> _To do_
Please count the lines below that contain the word "this", and reply with that number alone.

> _Rows_
START

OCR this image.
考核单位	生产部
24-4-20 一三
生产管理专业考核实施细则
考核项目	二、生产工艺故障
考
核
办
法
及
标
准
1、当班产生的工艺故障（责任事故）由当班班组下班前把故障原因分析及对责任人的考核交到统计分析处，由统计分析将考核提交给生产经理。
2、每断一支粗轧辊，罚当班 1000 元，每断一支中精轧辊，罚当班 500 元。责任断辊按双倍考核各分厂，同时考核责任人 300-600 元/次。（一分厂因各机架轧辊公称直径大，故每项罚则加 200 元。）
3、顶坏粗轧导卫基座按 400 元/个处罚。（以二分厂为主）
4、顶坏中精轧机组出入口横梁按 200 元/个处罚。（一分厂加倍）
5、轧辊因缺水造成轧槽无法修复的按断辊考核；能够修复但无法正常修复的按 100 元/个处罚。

END
START

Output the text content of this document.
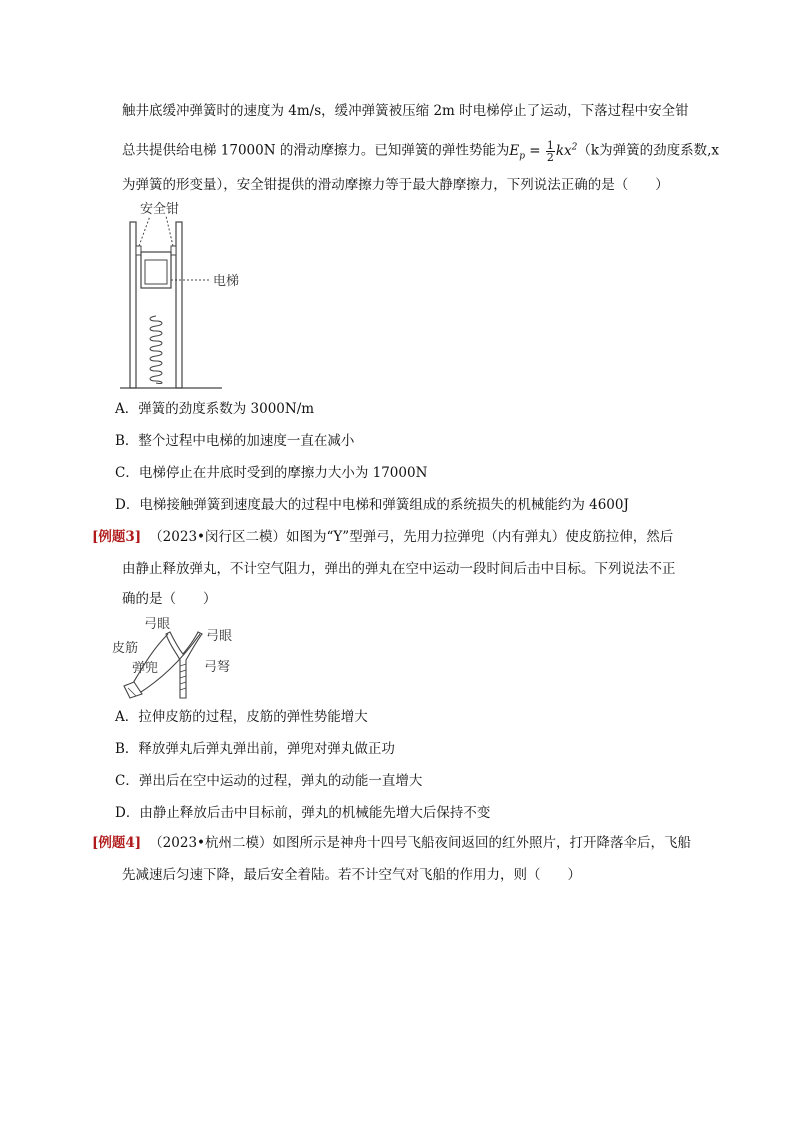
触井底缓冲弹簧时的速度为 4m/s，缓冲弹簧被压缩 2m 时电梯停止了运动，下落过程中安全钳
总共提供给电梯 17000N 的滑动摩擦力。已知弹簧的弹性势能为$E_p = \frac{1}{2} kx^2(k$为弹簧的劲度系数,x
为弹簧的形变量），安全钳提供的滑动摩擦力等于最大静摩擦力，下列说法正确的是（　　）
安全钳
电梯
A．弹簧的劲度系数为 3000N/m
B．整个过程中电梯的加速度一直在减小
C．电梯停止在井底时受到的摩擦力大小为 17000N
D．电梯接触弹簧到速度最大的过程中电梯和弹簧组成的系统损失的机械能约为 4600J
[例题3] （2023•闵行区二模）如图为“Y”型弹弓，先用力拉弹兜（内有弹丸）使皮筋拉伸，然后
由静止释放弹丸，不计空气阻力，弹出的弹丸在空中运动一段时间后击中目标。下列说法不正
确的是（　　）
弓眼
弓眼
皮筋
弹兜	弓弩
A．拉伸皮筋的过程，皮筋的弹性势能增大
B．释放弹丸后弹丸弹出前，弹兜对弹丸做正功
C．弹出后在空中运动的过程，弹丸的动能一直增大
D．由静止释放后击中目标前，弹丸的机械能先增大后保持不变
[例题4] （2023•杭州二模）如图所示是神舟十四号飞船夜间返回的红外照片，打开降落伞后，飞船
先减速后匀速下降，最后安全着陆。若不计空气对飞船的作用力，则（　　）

END

> _Written answer_
2